● **TASK DETAILS**
Gather the lines that hold the string "mapping".

● **RECORD SET**
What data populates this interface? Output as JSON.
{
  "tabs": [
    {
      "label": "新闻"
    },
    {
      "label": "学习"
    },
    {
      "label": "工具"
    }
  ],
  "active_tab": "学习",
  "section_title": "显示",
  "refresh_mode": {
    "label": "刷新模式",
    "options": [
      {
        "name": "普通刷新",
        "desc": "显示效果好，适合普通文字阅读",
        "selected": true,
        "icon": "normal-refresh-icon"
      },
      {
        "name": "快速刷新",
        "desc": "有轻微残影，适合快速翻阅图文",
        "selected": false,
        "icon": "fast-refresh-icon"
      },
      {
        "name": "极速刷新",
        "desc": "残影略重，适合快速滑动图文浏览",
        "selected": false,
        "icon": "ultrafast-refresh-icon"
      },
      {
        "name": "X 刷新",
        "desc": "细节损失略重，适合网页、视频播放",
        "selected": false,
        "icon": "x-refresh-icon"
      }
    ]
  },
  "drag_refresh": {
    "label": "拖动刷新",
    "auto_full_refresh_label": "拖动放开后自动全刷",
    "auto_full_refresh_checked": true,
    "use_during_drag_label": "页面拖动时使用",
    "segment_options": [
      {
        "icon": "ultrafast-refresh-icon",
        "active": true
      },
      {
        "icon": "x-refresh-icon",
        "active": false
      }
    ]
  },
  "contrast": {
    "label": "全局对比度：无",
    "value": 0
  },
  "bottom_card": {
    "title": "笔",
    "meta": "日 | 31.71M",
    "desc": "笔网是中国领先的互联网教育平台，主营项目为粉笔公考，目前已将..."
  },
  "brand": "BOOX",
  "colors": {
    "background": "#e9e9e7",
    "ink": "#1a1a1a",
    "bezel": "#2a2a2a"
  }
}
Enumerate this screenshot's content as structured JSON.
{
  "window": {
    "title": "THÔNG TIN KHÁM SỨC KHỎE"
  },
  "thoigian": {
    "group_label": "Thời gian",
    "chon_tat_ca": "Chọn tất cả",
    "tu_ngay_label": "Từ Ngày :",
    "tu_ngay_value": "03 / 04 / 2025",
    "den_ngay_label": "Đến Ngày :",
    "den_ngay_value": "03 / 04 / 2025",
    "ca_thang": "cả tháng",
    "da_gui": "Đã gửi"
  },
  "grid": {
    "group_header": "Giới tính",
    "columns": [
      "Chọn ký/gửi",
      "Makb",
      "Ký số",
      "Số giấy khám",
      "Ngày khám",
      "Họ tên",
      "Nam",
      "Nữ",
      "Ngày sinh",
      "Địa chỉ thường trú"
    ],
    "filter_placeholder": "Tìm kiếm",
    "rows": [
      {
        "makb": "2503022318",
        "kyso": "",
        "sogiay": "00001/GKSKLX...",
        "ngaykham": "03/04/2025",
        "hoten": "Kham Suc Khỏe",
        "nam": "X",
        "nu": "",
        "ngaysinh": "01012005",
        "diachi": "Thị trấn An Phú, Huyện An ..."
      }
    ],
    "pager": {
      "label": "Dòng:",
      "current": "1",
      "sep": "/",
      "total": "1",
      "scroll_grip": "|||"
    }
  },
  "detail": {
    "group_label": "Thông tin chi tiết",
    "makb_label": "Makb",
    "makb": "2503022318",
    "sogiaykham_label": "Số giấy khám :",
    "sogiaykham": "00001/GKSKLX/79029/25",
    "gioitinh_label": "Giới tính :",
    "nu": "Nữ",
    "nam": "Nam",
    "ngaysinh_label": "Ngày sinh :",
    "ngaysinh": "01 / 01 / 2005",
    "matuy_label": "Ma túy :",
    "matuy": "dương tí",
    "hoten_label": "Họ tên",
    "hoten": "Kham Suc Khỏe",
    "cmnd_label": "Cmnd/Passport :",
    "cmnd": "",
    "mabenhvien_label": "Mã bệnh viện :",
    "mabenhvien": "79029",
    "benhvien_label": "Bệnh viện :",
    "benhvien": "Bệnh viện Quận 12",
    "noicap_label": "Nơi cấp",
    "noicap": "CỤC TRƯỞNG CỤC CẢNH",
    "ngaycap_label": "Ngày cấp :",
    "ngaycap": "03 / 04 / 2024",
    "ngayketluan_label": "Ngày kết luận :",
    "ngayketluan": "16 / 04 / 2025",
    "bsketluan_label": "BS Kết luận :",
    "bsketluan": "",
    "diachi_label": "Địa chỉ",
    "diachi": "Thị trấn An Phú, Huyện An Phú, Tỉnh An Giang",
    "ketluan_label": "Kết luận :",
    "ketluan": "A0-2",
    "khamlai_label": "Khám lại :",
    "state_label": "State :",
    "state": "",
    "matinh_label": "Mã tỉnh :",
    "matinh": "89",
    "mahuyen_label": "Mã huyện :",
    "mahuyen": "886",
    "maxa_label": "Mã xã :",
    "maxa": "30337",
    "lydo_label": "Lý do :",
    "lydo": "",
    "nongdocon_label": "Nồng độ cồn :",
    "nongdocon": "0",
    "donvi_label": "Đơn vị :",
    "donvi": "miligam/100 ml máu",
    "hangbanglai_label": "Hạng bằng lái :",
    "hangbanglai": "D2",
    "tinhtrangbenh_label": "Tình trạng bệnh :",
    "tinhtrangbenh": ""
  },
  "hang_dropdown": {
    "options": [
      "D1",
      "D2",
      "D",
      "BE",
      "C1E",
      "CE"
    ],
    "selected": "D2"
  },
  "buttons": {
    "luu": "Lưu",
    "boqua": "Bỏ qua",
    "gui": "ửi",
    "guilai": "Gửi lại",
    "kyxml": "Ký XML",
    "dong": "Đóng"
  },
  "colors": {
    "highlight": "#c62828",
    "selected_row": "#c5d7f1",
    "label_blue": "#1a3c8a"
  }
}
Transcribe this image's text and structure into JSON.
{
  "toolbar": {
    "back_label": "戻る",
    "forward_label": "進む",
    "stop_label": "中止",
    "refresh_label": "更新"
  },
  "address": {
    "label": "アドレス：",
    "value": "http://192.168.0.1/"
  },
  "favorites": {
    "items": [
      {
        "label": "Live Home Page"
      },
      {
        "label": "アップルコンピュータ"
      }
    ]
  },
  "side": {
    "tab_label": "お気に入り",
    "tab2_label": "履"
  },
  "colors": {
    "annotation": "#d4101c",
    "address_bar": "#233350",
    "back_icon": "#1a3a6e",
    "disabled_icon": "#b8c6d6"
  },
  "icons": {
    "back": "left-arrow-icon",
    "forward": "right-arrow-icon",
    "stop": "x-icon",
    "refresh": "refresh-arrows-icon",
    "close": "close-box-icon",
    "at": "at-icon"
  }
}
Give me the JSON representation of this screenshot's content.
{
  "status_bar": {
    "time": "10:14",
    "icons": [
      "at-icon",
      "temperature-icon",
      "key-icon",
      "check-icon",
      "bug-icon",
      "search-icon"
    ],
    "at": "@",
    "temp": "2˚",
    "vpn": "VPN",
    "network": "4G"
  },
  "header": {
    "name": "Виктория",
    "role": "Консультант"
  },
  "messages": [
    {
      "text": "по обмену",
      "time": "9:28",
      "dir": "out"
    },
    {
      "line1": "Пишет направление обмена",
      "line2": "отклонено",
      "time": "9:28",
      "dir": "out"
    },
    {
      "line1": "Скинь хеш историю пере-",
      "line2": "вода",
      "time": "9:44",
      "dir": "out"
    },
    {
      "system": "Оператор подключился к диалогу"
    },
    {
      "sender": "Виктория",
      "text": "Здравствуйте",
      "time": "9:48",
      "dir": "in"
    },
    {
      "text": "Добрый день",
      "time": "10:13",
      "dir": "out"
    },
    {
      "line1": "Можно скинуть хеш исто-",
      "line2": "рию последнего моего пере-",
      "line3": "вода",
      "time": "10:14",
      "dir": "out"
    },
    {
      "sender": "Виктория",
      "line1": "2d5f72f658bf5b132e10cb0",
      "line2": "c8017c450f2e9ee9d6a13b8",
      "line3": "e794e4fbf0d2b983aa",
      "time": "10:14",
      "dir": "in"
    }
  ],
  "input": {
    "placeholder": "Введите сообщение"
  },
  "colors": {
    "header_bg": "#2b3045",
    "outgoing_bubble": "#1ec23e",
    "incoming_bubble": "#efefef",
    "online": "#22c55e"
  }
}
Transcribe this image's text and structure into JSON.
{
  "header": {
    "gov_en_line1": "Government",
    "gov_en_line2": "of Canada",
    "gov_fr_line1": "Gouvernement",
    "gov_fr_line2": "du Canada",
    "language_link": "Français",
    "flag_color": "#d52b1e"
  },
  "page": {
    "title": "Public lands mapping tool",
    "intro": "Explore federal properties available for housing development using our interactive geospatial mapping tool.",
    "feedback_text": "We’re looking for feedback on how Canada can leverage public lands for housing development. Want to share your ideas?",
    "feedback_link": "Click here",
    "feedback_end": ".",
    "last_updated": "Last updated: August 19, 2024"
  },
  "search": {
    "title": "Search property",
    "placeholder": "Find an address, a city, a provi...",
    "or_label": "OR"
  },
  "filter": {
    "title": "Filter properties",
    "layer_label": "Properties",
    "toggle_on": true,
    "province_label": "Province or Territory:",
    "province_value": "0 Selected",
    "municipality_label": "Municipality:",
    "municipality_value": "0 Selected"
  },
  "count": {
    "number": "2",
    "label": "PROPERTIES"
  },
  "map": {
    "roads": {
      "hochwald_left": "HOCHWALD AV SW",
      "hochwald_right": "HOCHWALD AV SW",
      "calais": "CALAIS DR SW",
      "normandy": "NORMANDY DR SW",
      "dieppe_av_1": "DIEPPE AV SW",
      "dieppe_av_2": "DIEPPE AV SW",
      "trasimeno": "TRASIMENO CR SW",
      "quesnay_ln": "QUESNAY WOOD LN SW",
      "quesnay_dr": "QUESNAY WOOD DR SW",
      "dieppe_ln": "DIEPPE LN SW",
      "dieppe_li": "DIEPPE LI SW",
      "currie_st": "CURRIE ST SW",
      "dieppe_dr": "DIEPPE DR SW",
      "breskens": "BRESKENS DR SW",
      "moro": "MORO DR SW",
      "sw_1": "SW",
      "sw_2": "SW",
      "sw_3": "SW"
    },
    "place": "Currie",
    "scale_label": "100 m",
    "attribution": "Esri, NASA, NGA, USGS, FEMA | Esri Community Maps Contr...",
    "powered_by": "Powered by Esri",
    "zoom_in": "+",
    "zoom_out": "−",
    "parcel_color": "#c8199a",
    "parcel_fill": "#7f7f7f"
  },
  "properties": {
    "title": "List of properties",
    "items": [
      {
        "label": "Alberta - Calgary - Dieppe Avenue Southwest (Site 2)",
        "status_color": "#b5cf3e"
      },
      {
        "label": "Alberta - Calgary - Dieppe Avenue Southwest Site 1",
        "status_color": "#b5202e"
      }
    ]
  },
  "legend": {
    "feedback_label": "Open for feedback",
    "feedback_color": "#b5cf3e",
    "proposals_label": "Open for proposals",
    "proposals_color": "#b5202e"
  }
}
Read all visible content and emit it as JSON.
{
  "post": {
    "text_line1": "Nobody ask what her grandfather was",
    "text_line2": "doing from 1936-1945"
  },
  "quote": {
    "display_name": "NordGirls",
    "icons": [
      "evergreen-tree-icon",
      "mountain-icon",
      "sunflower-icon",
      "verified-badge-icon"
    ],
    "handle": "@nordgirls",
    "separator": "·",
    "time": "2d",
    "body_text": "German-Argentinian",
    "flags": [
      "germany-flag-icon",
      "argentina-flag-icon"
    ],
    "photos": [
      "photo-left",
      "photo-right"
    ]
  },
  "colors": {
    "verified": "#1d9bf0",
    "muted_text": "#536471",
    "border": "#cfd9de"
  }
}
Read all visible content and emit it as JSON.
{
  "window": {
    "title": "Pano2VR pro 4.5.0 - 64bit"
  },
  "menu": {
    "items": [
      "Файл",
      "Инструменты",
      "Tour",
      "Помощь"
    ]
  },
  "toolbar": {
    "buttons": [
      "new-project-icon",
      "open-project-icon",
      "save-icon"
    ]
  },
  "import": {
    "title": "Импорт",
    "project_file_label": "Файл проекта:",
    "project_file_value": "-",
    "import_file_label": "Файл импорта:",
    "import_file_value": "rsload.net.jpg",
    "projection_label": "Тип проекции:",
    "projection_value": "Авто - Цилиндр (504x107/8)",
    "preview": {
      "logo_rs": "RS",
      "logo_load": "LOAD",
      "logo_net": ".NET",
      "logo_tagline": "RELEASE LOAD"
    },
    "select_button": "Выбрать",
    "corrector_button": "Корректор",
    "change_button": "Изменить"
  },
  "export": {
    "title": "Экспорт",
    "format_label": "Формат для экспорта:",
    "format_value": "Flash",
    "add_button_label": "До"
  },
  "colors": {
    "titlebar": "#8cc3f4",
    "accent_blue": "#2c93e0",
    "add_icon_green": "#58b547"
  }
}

● **FULL OUTPUT**
    "title": "Public lands mapping tool",
    "intro": "Explore federal properties available for housing development using our interactive geospatial mapping tool.",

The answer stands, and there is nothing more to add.